Collection entries

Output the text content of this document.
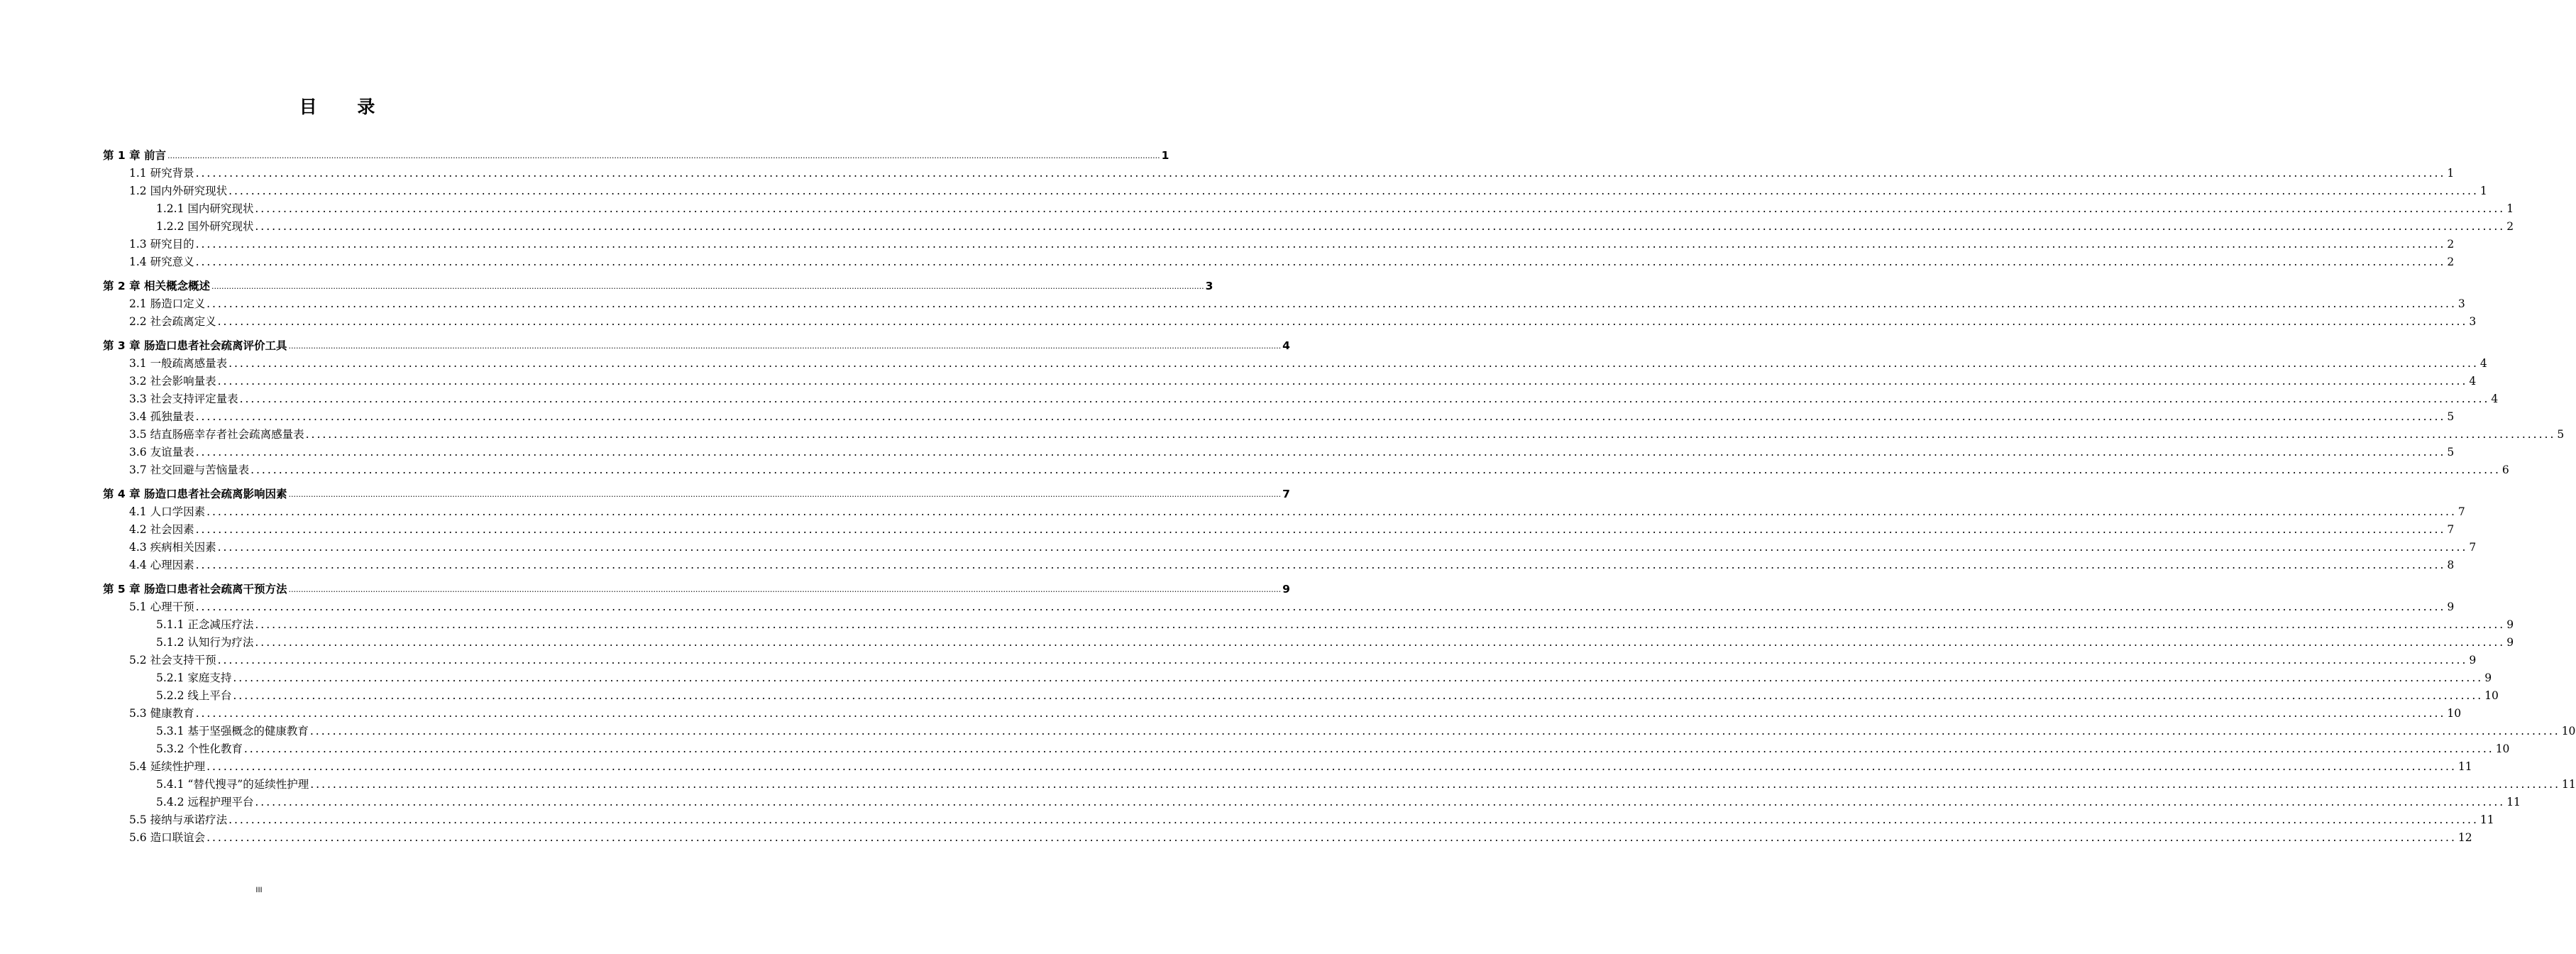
目 录
第 1 章 前言 ................................................................................................................................................................................................................................................................................................................................................................................................................ 1
1.1 研究背景 ................................................................................................................................................................................................................................................................................................................................................................................................................ 1
1.2 国内外研究现状 ................................................................................................................................................................................................................................................................................................................................................................................................................ 1
1.2.1 国内研究现状 ................................................................................................................................................................................................................................................................................................................................................................................................................ 1
1.2.2 国外研究现状 ................................................................................................................................................................................................................................................................................................................................................................................................................ 2
1.3 研究目的 ................................................................................................................................................................................................................................................................................................................................................................................................................ 2
1.4 研究意义 ................................................................................................................................................................................................................................................................................................................................................................................................................ 2
第 2 章 相关概念概述 ................................................................................................................................................................................................................................................................................................................................................................................................................ 3
2.1 肠造口定义 ................................................................................................................................................................................................................................................................................................................................................................................................................ 3
2.2 社会疏离定义 ................................................................................................................................................................................................................................................................................................................................................................................................................ 3
第 3 章 肠造口患者社会疏离评价工具 ................................................................................................................................................................................................................................................................................................................................................................................................................ 4
3.1 一般疏离感量表 ................................................................................................................................................................................................................................................................................................................................................................................................................ 4
3.2 社会影响量表 ................................................................................................................................................................................................................................................................................................................................................................................................................ 4
3.3 社会支持评定量表 ................................................................................................................................................................................................................................................................................................................................................................................................................ 4
3.4 孤独量表 ................................................................................................................................................................................................................................................................................................................................................................................................................ 5
3.5 结直肠癌幸存者社会疏离感量表 ................................................................................................................................................................................................................................................................................................................................................................................................................ 5
3.6 友谊量表 ................................................................................................................................................................................................................................................................................................................................................................................................................ 5
3.7 社交回避与苦恼量表 ................................................................................................................................................................................................................................................................................................................................................................................................................ 6
第 4 章 肠造口患者社会疏离影响因素 ................................................................................................................................................................................................................................................................................................................................................................................................................ 7
4.1 人口学因素 ................................................................................................................................................................................................................................................................................................................................................................................................................ 7
4.2 社会因素 ................................................................................................................................................................................................................................................................................................................................................................................................................ 7
4.3 疾病相关因素 ................................................................................................................................................................................................................................................................................................................................................................................................................ 7
4.4 心理因素 ................................................................................................................................................................................................................................................................................................................................................................................................................ 8
第 5 章 肠造口患者社会疏离干预方法 ................................................................................................................................................................................................................................................................................................................................................................................................................ 9
5.1 心理干预 ................................................................................................................................................................................................................................................................................................................................................................................................................ 9
5.1.1 正念减压疗法 ................................................................................................................................................................................................................................................................................................................................................................................................................ 9
5.1.2 认知行为疗法 ................................................................................................................................................................................................................................................................................................................................................................................................................ 9
5.2 社会支持干预 ................................................................................................................................................................................................................................................................................................................................................................................................................ 9
5.2.1 家庭支持 ................................................................................................................................................................................................................................................................................................................................................................................................................ 9
5.2.2 线上平台 ................................................................................................................................................................................................................................................................................................................................................................................................................ 10
5.3 健康教育 ................................................................................................................................................................................................................................................................................................................................................................................................................ 10
5.3.1 基于坚强概念的健康教育 ................................................................................................................................................................................................................................................................................................................................................................................................................ 10
5.3.2 个性化教育 ................................................................................................................................................................................................................................................................................................................................................................................................................ 10
5.4 延续性护理 ................................................................................................................................................................................................................................................................................................................................................................................................................ 11
5.4.1 “替代搜寻”的延续性护理 ................................................................................................................................................................................................................................................................................................................................................................................................................ 11
5.4.2 远程护理平台 ................................................................................................................................................................................................................................................................................................................................................................................................................ 11
5.5 接纳与承诺疗法 ................................................................................................................................................................................................................................................................................................................................................................................................................ 11
5.6 造口联谊会 ................................................................................................................................................................................................................................................................................................................................................................................................................ 12
III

:: Objective ::
Retype the whole listing exactly and leave the pictures out.

:: Result of this exercise ::
Output the text content of this document.
目 录
第 1 章 前言 ................................................................................................................................................................................................................................................................................................................................................................................................................ 1
1.1 研究背景 ................................................................................................................................................................................................................................................................................................................................................................................................................ 1
1.2 国内外研究现状 ................................................................................................................................................................................................................................................................................................................................................................................................................ 1
1.2.1 国内研究现状 ................................................................................................................................................................................................................................................................................................................................................................................................................ 1
1.2.2 国外研究现状 ................................................................................................................................................................................................................................................................................................................................................................................................................ 2
1.3 研究目的 ................................................................................................................................................................................................................................................................................................................................................................................................................ 2
1.4 研究意义 ................................................................................................................................................................................................................................................................................................................................................................................................................ 2
第 2 章 相关概念概述 ................................................................................................................................................................................................................................................................................................................................................................................................................ 3
2.1 肠造口定义 ................................................................................................................................................................................................................................................................................................................................................................................................................ 3
2.2 社会疏离定义 ................................................................................................................................................................................................................................................................................................................................................................................................................ 3
第 3 章 肠造口患者社会疏离评价工具 ................................................................................................................................................................................................................................................................................................................................................................................................................ 4
3.1 一般疏离感量表 ................................................................................................................................................................................................................................................................................................................................................................................................................ 4
3.2 社会影响量表 ................................................................................................................................................................................................................................................................................................................................................................................................................ 4
3.3 社会支持评定量表 ................................................................................................................................................................................................................................................................................................................................................................................................................ 4
3.4 孤独量表 ................................................................................................................................................................................................................................................................................................................................................................................................................ 5
3.5 结直肠癌幸存者社会疏离感量表 ................................................................................................................................................................................................................................................................................................................................................................................................................ 5
3.6 友谊量表 ................................................................................................................................................................................................................................................................................................................................................................................................................ 5
3.7 社交回避与苦恼量表 ................................................................................................................................................................................................................................................................................................................................................................................................................ 6
第 4 章 肠造口患者社会疏离影响因素 ................................................................................................................................................................................................................................................................................................................................................................................................................ 7
4.1 人口学因素 ................................................................................................................................................................................................................................................................................................................................................................................................................ 7
4.2 社会因素 ................................................................................................................................................................................................................................................................................................................................................................................................................ 7
4.3 疾病相关因素 ................................................................................................................................................................................................................................................................................................................................................................................................................ 7
4.4 心理因素 ................................................................................................................................................................................................................................................................................................................................................................................................................ 8
第 5 章 肠造口患者社会疏离干预方法 ................................................................................................................................................................................................................................................................................................................................................................................................................ 9
5.1 心理干预 ................................................................................................................................................................................................................................................................................................................................................................................................................ 9
5.1.1 正念减压疗法 ................................................................................................................................................................................................................................................................................................................................................................................................................ 9
5.1.2 认知行为疗法 ................................................................................................................................................................................................................................................................................................................................................................................................................ 9
5.2 社会支持干预 ................................................................................................................................................................................................................................................................................................................................................................................................................ 9
5.2.1 家庭支持 ................................................................................................................................................................................................................................................................................................................................................................................................................ 9
5.2.2 线上平台 ................................................................................................................................................................................................................................................................................................................................................................................................................ 10
5.3 健康教育 ................................................................................................................................................................................................................................................................................................................................................................................................................ 10
5.3.1 基于坚强概念的健康教育 ................................................................................................................................................................................................................................................................................................................................................................................................................ 10
5.3.2 个性化教育 ................................................................................................................................................................................................................................................................................................................................................................................................................ 10
5.4 延续性护理 ................................................................................................................................................................................................................................................................................................................................................................................................................ 11
5.4.1 “替代搜寻”的延续性护理 ................................................................................................................................................................................................................................................................................................................................................................................................................ 11
5.4.2 远程护理平台 ................................................................................................................................................................................................................................................................................................................................................................................................................ 11
5.5 接纳与承诺疗法 ................................................................................................................................................................................................................................................................................................................................................................................................................ 11
5.6 造口联谊会 ................................................................................................................................................................................................................................................................................................................................................................................................................ 12
III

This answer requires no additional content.